> _Your instructions_:
Extract each line bearing the word "about".

───── Data extract

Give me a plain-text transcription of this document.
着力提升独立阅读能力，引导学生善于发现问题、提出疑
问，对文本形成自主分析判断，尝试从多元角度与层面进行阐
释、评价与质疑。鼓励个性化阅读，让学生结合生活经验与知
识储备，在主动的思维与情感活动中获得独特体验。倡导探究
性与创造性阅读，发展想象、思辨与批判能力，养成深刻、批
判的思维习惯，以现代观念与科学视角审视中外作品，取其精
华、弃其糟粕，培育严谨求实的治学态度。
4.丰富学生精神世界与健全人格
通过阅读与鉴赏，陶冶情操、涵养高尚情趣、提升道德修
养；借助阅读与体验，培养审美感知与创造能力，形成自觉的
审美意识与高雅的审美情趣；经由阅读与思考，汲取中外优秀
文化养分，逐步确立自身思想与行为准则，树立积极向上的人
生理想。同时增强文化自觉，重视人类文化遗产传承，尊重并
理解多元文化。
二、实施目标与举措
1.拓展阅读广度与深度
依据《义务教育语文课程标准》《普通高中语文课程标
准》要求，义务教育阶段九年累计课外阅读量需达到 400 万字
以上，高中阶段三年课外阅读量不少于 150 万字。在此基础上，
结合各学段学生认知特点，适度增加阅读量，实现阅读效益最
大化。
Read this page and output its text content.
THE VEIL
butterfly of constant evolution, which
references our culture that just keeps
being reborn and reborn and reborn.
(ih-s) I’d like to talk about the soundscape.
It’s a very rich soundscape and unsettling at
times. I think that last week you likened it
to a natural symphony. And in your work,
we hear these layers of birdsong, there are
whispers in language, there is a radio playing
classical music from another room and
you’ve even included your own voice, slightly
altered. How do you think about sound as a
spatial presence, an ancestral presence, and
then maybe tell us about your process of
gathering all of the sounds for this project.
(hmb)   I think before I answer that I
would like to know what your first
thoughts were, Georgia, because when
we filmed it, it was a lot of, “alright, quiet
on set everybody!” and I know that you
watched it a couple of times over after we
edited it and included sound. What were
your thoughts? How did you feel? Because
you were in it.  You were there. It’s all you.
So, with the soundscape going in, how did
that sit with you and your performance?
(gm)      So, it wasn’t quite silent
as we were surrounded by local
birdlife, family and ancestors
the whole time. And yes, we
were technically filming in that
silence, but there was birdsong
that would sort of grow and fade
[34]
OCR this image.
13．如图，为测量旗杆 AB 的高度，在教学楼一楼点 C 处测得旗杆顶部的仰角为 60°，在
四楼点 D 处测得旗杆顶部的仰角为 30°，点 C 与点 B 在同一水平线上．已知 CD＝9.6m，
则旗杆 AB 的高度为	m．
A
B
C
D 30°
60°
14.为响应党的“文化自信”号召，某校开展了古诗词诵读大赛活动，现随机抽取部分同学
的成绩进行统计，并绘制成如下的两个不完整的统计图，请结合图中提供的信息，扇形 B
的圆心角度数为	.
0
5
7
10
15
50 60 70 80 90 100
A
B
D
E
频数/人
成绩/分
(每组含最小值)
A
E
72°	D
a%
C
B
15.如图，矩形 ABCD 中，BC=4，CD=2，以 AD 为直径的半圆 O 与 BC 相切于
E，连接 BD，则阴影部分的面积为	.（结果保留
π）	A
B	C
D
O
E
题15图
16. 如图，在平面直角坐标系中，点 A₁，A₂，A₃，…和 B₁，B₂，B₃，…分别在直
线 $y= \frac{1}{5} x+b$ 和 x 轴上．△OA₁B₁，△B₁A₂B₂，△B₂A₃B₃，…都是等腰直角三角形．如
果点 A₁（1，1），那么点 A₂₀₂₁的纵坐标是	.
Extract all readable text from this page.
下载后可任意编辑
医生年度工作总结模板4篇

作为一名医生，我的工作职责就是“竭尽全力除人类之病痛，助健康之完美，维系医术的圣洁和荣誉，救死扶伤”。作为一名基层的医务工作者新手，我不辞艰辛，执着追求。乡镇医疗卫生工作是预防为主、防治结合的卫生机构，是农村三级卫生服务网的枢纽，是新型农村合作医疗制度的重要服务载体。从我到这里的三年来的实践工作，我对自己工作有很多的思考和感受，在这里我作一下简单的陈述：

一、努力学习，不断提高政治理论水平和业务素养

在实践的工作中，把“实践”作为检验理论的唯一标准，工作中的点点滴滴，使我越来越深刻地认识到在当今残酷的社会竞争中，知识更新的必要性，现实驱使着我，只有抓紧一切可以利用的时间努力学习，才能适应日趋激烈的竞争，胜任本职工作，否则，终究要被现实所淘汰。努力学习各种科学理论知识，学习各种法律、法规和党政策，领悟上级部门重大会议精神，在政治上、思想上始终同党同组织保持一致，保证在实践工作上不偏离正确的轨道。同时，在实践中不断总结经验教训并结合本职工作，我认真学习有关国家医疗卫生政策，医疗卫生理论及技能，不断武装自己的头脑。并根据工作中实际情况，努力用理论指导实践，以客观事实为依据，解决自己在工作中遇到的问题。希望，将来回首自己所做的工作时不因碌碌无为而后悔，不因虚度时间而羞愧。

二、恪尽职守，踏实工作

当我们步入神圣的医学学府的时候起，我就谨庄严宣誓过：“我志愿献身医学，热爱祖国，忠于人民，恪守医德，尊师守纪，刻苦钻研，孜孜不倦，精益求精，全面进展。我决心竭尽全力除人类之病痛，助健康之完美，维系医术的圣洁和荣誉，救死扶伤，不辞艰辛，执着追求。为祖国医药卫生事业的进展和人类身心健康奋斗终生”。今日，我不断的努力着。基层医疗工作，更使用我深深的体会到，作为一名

──────────

> _Task solution_:
(ih-s) I’d like to talk about the soundscape.
altered. How do you think about sound as a
then maybe tell us about your process of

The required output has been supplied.